Exercise directions: Output each entry exactly; skip nothing.

Record extracts:
━━━━

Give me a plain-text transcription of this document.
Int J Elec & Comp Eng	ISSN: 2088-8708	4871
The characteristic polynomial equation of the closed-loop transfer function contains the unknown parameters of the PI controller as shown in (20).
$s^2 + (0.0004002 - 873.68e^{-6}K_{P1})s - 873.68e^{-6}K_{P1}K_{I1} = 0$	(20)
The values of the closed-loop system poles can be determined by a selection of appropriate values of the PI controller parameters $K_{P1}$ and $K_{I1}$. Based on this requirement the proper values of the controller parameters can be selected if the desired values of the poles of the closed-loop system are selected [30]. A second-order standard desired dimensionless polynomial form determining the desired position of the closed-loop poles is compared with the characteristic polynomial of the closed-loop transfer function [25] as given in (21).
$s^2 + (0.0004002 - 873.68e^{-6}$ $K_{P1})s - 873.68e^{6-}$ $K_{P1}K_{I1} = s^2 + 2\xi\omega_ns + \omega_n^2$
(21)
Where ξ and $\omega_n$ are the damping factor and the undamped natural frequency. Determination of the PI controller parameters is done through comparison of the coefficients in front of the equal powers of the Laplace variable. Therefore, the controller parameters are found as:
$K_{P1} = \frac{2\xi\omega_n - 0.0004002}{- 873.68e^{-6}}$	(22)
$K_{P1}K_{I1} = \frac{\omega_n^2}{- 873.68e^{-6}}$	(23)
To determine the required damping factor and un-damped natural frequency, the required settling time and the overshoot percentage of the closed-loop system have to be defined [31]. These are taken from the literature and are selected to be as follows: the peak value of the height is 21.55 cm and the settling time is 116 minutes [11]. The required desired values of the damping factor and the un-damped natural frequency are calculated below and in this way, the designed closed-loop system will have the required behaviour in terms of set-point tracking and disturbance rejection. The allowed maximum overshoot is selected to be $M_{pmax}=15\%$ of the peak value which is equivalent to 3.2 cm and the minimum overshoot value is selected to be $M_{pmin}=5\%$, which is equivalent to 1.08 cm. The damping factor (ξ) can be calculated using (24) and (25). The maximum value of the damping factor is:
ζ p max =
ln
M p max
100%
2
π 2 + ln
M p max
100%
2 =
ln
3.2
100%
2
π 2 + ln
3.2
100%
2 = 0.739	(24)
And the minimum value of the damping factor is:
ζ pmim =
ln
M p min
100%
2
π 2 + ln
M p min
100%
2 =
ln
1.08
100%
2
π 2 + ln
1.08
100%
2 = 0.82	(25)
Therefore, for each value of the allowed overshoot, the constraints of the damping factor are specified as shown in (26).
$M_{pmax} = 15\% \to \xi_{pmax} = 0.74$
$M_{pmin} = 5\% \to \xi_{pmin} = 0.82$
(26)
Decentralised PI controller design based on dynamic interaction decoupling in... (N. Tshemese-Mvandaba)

━━━━

Final result:
Give me a plain-text transcription of this document.
Int J Elec & Comp Eng	ISSN: 2088-8708	4871
The characteristic polynomial equation of the closed-loop transfer function contains the unknown parameters of the PI controller as shown in (20).
$s^2 + (0.0004002 - 873.68e^{-6}K_{P1})s - 873.68e^{-6}K_{P1}K_{I1} = 0$	(20)
The values of the closed-loop system poles can be determined by a selection of appropriate values of the PI controller parameters $K_{P1}$ and $K_{I1}$. Based on this requirement the proper values of the controller parameters can be selected if the desired values of the poles of the closed-loop system are selected [30]. A second-order standard desired dimensionless polynomial form determining the desired position of the closed-loop poles is compared with the characteristic polynomial of the closed-loop transfer function [25] as given in (21).
$s^2 + (0.0004002 - 873.68e^{-6}$ $K_{P1})s - 873.68e^{6-}$ $K_{P1}K_{I1} = s^2 + 2\xi\omega_ns + \omega_n^2$
(21)
Where ξ and $\omega_n$ are the damping factor and the undamped natural frequency. Determination of the PI controller parameters is done through comparison of the coefficients in front of the equal powers of the Laplace variable. Therefore, the controller parameters are found as:
$K_{P1} = \frac{2\xi\omega_n - 0.0004002}{- 873.68e^{-6}}$	(22)
$K_{P1}K_{I1} = \frac{\omega_n^2}{- 873.68e^{-6}}$	(23)
To determine the required damping factor and un-damped natural frequency, the required settling time and the overshoot percentage of the closed-loop system have to be defined [31]. These are taken from the literature and are selected to be as follows: the peak value of the height is 21.55 cm and the settling time is 116 minutes [11]. The required desired values of the damping factor and the un-damped natural frequency are calculated below and in this way, the designed closed-loop system will have the required behaviour in terms of set-point tracking and disturbance rejection. The allowed maximum overshoot is selected to be $M_{pmax}=15\%$ of the peak value which is equivalent to 3.2 cm and the minimum overshoot value is selected to be $M_{pmin}=5\%$, which is equivalent to 1.08 cm. The damping factor (ξ) can be calculated using (24) and (25). The maximum value of the damping factor is:
ζ p max =
ln
M p max
100%
2
π 2 + ln
M p max
100%
2 =
ln
3.2
100%
2
π 2 + ln
3.2
100%
2 = 0.739	(24)
And the minimum value of the damping factor is:
ζ pmim =
ln
M p min
100%
2
π 2 + ln
M p min
100%
2 =
ln
1.08
100%
2
π 2 + ln
1.08
100%
2 = 0.82	(25)
Therefore, for each value of the allowed overshoot, the constraints of the damping factor are specified as shown in (26).
$M_{pmax} = 15\% \to \xi_{pmax} = 0.74$
$M_{pmin} = 5\% \to \xi_{pmin} = 0.82$
(26)
Decentralised PI controller design based on dynamic interaction decoupling in... (N. Tshemese-Mvandaba)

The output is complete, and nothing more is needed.